Provide an exact transcription of all the records.
━━━ Entries supplied
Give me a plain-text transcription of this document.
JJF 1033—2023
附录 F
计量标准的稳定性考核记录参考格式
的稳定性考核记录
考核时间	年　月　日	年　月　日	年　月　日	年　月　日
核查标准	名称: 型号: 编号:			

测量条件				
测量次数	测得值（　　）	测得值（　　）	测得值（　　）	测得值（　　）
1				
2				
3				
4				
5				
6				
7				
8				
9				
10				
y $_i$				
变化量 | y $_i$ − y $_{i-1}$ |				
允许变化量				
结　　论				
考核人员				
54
━━━━━━
• **Answer in full**:
Give me a plain-text transcription of this document.
JJF 1033—2023
附录 F
计量标准的稳定性考核记录参考格式
的稳定性考核记录
考核时间	年　月　日	年　月　日	年　月　日	年　月　日
核查标准	名称: 型号: 编号:			

测量条件				
测量次数	测得值（　　）	测得值（　　）	测得值（　　）	测得值（　　）
1				
2				
3				
4				
5				
6				
7				
8				
9				
10				
y $_i$				
变化量 | y $_i$ − y $_{i-1}$ |				
允许变化量				
结　　论				
考核人员				
54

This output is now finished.